-- Given data start --
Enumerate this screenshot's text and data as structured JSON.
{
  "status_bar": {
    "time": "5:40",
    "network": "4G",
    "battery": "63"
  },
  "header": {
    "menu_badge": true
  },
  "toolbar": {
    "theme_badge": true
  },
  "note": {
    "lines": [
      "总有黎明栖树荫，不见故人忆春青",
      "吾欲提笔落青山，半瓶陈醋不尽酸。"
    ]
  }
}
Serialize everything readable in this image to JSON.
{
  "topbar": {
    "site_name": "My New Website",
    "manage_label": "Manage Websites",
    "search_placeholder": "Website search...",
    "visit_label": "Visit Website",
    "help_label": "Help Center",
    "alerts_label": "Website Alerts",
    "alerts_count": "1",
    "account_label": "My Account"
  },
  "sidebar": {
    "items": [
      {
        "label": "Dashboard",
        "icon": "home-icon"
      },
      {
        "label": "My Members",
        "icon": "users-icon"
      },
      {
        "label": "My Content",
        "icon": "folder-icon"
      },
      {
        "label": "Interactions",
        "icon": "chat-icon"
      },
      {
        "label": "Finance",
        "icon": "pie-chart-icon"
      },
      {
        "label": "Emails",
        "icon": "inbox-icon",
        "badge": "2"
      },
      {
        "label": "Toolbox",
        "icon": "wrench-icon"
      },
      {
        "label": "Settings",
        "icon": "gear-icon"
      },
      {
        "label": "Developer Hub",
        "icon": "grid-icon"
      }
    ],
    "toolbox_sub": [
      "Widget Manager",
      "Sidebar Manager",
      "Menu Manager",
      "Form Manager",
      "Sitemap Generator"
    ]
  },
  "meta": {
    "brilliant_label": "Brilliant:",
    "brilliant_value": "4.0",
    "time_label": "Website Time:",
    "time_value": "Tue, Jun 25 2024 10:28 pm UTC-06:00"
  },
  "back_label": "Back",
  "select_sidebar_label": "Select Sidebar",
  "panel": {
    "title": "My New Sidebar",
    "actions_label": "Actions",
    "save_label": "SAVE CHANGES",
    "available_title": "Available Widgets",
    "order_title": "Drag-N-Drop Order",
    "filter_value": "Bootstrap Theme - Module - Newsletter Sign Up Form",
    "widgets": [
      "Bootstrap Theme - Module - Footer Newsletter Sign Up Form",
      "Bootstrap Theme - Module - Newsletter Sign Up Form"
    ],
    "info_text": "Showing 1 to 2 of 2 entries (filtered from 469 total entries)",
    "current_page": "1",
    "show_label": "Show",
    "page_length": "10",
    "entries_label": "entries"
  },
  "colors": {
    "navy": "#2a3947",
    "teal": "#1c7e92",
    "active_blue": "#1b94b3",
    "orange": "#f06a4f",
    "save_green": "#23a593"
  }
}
-- Given data end --
What needs to be done:
Find the lines holding "icon" and list every one.

Response:
        "icon": "home-icon"
        "icon": "users-icon"
        "icon": "folder-icon"
        "icon": "chat-icon"
        "icon": "pie-chart-icon"
        "icon": "inbox-icon",
        "icon": "wrench-icon"
        "icon": "gear-icon"
        "icon": "grid-icon"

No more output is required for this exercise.